All entries are to be given again verbatim.
Start GIVEN RECORDS
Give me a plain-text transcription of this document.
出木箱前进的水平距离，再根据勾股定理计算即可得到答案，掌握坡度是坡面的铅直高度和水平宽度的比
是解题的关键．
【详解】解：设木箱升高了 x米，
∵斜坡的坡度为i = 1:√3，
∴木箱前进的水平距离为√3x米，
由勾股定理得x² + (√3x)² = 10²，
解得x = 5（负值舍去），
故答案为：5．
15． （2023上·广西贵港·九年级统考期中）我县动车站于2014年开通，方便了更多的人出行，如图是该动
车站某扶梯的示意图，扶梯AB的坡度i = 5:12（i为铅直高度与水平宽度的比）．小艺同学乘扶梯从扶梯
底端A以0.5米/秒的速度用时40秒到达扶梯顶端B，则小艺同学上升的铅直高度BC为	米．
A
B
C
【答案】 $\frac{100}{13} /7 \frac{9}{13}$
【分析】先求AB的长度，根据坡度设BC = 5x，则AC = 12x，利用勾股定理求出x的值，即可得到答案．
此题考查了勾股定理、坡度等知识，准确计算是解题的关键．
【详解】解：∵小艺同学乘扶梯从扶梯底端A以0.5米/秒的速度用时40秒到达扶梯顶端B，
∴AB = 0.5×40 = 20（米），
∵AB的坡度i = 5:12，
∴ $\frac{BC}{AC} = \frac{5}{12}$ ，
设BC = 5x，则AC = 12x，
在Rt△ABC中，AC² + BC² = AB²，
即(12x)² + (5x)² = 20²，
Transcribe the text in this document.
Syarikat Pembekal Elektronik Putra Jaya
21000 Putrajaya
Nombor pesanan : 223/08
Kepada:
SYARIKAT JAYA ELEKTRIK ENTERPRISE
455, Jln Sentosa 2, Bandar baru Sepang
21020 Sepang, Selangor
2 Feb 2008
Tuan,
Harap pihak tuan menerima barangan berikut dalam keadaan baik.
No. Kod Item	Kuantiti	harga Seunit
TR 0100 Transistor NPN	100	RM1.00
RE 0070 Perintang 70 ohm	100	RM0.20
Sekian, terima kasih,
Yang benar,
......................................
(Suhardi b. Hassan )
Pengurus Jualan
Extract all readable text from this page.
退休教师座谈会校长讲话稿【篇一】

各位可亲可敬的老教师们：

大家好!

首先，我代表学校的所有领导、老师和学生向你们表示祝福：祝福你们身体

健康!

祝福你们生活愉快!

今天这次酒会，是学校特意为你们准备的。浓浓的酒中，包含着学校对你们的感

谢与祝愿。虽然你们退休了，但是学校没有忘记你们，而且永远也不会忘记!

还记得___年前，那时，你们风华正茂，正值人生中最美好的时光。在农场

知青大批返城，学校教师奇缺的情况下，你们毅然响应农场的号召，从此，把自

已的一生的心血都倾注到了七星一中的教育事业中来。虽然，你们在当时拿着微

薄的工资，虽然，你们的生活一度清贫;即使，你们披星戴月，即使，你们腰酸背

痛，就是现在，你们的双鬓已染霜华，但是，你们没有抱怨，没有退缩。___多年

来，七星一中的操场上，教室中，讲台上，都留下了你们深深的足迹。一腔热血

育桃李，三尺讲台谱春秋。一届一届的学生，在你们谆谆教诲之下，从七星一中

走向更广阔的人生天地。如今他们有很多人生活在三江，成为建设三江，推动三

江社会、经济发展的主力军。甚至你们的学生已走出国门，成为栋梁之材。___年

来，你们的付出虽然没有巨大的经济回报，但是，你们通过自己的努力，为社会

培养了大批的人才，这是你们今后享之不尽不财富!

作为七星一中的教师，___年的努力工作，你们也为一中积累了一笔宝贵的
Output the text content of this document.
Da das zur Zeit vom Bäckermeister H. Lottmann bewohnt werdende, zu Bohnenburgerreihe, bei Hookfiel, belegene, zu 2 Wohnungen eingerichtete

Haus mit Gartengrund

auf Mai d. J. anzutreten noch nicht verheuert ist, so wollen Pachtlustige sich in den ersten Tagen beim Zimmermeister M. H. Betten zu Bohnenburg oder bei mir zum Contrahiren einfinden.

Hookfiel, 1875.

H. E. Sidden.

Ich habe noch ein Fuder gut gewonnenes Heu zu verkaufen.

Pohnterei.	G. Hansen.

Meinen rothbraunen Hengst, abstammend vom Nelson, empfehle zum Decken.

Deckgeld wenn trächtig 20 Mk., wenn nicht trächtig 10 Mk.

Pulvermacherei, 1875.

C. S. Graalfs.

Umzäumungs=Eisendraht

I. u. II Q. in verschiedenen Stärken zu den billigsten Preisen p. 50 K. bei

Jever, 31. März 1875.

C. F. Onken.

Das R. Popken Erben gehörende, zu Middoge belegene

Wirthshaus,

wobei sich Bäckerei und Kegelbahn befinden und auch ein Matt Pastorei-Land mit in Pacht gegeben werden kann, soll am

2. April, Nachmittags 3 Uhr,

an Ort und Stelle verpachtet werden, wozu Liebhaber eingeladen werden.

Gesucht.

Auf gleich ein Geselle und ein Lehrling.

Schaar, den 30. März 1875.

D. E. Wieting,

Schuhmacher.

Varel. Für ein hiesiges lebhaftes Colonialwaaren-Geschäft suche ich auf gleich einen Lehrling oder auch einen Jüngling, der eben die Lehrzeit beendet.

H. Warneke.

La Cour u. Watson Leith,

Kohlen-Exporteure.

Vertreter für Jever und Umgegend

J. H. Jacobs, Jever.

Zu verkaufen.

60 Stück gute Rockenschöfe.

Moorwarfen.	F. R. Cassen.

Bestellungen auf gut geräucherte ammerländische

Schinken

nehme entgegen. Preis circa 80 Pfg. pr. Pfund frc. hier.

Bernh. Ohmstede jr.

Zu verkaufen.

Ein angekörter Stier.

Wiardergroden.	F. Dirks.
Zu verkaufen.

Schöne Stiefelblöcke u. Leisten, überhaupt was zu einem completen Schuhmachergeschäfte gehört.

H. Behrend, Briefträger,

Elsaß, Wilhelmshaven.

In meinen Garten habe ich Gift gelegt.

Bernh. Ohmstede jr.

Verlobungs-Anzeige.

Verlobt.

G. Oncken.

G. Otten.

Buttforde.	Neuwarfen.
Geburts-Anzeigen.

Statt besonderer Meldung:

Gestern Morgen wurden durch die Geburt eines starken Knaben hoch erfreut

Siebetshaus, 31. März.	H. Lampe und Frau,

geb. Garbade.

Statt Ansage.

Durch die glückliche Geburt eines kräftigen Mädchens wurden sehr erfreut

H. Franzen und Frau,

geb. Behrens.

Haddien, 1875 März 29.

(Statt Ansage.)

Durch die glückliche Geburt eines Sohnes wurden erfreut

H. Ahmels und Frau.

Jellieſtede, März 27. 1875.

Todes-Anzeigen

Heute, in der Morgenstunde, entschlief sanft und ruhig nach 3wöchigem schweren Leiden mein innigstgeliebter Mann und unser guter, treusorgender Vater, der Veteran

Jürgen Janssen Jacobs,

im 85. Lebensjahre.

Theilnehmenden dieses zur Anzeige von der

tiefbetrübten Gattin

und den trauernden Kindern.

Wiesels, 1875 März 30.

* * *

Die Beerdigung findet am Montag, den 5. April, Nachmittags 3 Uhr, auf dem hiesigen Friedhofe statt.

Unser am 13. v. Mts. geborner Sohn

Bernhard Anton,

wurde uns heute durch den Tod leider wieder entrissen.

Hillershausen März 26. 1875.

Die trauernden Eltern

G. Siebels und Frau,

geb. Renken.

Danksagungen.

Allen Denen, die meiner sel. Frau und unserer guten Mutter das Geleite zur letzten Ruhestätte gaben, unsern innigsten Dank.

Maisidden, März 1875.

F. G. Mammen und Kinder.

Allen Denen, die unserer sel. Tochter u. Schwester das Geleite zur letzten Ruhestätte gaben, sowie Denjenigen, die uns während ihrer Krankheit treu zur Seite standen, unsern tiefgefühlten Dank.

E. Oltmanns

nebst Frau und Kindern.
End GIVEN RECORDS
▸ TASK RESULT:
Give me a plain-text transcription of this document.
出木箱前进的水平距离，再根据勾股定理计算即可得到答案，掌握坡度是坡面的铅直高度和水平宽度的比
是解题的关键．
【详解】解：设木箱升高了 x米，
∵斜坡的坡度为i = 1:√3，
∴木箱前进的水平距离为√3x米，
由勾股定理得x² + (√3x)² = 10²，
解得x = 5（负值舍去），
故答案为：5．
15． （2023上·广西贵港·九年级统考期中）我县动车站于2014年开通，方便了更多的人出行，如图是该动
车站某扶梯的示意图，扶梯AB的坡度i = 5:12（i为铅直高度与水平宽度的比）．小艺同学乘扶梯从扶梯
底端A以0.5米/秒的速度用时40秒到达扶梯顶端B，则小艺同学上升的铅直高度BC为	米．
A
B
C
【答案】 $\frac{100}{13} /7 \frac{9}{13}$
【分析】先求AB的长度，根据坡度设BC = 5x，则AC = 12x，利用勾股定理求出x的值，即可得到答案．
此题考查了勾股定理、坡度等知识，准确计算是解题的关键．
【详解】解：∵小艺同学乘扶梯从扶梯底端A以0.5米/秒的速度用时40秒到达扶梯顶端B，
∴AB = 0.5×40 = 20（米），
∵AB的坡度i = 5:12，
∴ $\frac{BC}{AC} = \frac{5}{12}$ ，
设BC = 5x，则AC = 12x，
在Rt△ABC中，AC² + BC² = AB²，
即(12x)² + (5x)² = 20²，
Transcribe the text in this document.
Syarikat Pembekal Elektronik Putra Jaya
21000 Putrajaya
Nombor pesanan : 223/08
Kepada:
SYARIKAT JAYA ELEKTRIK ENTERPRISE
455, Jln Sentosa 2, Bandar baru Sepang
21020 Sepang, Selangor
2 Feb 2008
Tuan,
Harap pihak tuan menerima barangan berikut dalam keadaan baik.
No. Kod Item	Kuantiti	harga Seunit
TR 0100 Transistor NPN	100	RM1.00
RE 0070 Perintang 70 ohm	100	RM0.20
Sekian, terima kasih,
Yang benar,
......................................
(Suhardi b. Hassan )
Pengurus Jualan
Extract all readable text from this page.
退休教师座谈会校长讲话稿【篇一】

各位可亲可敬的老教师们：

大家好!

首先，我代表学校的所有领导、老师和学生向你们表示祝福：祝福你们身体

健康!

祝福你们生活愉快!

今天这次酒会，是学校特意为你们准备的。浓浓的酒中，包含着学校对你们的感

谢与祝愿。虽然你们退休了，但是学校没有忘记你们，而且永远也不会忘记!

还记得___年前，那时，你们风华正茂，正值人生中最美好的时光。在农场

知青大批返城，学校教师奇缺的情况下，你们毅然响应农场的号召，从此，把自

已的一生的心血都倾注到了七星一中的教育事业中来。虽然，你们在当时拿着微

薄的工资，虽然，你们的生活一度清贫;即使，你们披星戴月，即使，你们腰酸背

痛，就是现在，你们的双鬓已染霜华，但是，你们没有抱怨，没有退缩。___多年

来，七星一中的操场上，教室中，讲台上，都留下了你们深深的足迹。一腔热血

育桃李，三尺讲台谱春秋。一届一届的学生，在你们谆谆教诲之下，从七星一中

走向更广阔的人生天地。如今他们有很多人生活在三江，成为建设三江，推动三

江社会、经济发展的主力军。甚至你们的学生已走出国门，成为栋梁之材。___年

来，你们的付出虽然没有巨大的经济回报，但是，你们通过自己的努力，为社会

培养了大批的人才，这是你们今后享之不尽不财富!

作为七星一中的教师，___年的努力工作，你们也为一中积累了一笔宝贵的
Output the text content of this document.
Da das zur Zeit vom Bäckermeister H. Lottmann bewohnt werdende, zu Bohnenburgerreihe, bei Hookfiel, belegene, zu 2 Wohnungen eingerichtete

Haus mit Gartengrund

auf Mai d. J. anzutreten noch nicht verheuert ist, so wollen Pachtlustige sich in den ersten Tagen beim Zimmermeister M. H. Betten zu Bohnenburg oder bei mir zum Contrahiren einfinden.

Hookfiel, 1875.

H. E. Sidden.

Ich habe noch ein Fuder gut gewonnenes Heu zu verkaufen.

Pohnterei.	G. Hansen.

Meinen rothbraunen Hengst, abstammend vom Nelson, empfehle zum Decken.

Deckgeld wenn trächtig 20 Mk., wenn nicht trächtig 10 Mk.

Pulvermacherei, 1875.

C. S. Graalfs.

Umzäumungs=Eisendraht

I. u. II Q. in verschiedenen Stärken zu den billigsten Preisen p. 50 K. bei

Jever, 31. März 1875.

C. F. Onken.

Das R. Popken Erben gehörende, zu Middoge belegene

Wirthshaus,

wobei sich Bäckerei und Kegelbahn befinden und auch ein Matt Pastorei-Land mit in Pacht gegeben werden kann, soll am

2. April, Nachmittags 3 Uhr,

an Ort und Stelle verpachtet werden, wozu Liebhaber eingeladen werden.

Gesucht.

Auf gleich ein Geselle und ein Lehrling.

Schaar, den 30. März 1875.

D. E. Wieting,

Schuhmacher.

Varel. Für ein hiesiges lebhaftes Colonialwaaren-Geschäft suche ich auf gleich einen Lehrling oder auch einen Jüngling, der eben die Lehrzeit beendet.

H. Warneke.

La Cour u. Watson Leith,

Kohlen-Exporteure.

Vertreter für Jever und Umgegend

J. H. Jacobs, Jever.

Zu verkaufen.

60 Stück gute Rockenschöfe.

Moorwarfen.	F. R. Cassen.

Bestellungen auf gut geräucherte ammerländische

Schinken

nehme entgegen. Preis circa 80 Pfg. pr. Pfund frc. hier.

Bernh. Ohmstede jr.

Zu verkaufen.

Ein angekörter Stier.

Wiardergroden.	F. Dirks.
Zu verkaufen.

Schöne Stiefelblöcke u. Leisten, überhaupt was zu einem completen Schuhmachergeschäfte gehört.

H. Behrend, Briefträger,

Elsaß, Wilhelmshaven.

In meinen Garten habe ich Gift gelegt.

Bernh. Ohmstede jr.

Verlobungs-Anzeige.

Verlobt.

G. Oncken.

G. Otten.

Buttforde.	Neuwarfen.
Geburts-Anzeigen.

Statt besonderer Meldung:

Gestern Morgen wurden durch die Geburt eines starken Knaben hoch erfreut

Siebetshaus, 31. März.	H. Lampe und Frau,

geb. Garbade.

Statt Ansage.

Durch die glückliche Geburt eines kräftigen Mädchens wurden sehr erfreut

H. Franzen und Frau,

geb. Behrens.

Haddien, 1875 März 29.

(Statt Ansage.)

Durch die glückliche Geburt eines Sohnes wurden erfreut

H. Ahmels und Frau.

Jellieſtede, März 27. 1875.

Todes-Anzeigen

Heute, in der Morgenstunde, entschlief sanft und ruhig nach 3wöchigem schweren Leiden mein innigstgeliebter Mann und unser guter, treusorgender Vater, der Veteran

Jürgen Janssen Jacobs,

im 85. Lebensjahre.

Theilnehmenden dieses zur Anzeige von der

tiefbetrübten Gattin

und den trauernden Kindern.

Wiesels, 1875 März 30.

* * *

Die Beerdigung findet am Montag, den 5. April, Nachmittags 3 Uhr, auf dem hiesigen Friedhofe statt.

Unser am 13. v. Mts. geborner Sohn

Bernhard Anton,

wurde uns heute durch den Tod leider wieder entrissen.

Hillershausen März 26. 1875.

Die trauernden Eltern

G. Siebels und Frau,

geb. Renken.

Danksagungen.

Allen Denen, die meiner sel. Frau und unserer guten Mutter das Geleite zur letzten Ruhestätte gaben, unsern innigsten Dank.

Maisidden, März 1875.

F. G. Mammen und Kinder.

Allen Denen, die unserer sel. Tochter u. Schwester das Geleite zur letzten Ruhestätte gaben, sowie Denjenigen, die uns während ihrer Krankheit treu zur Seite standen, unsern tiefgefühlten Dank.

E. Oltmanns

nebst Frau und Kindern.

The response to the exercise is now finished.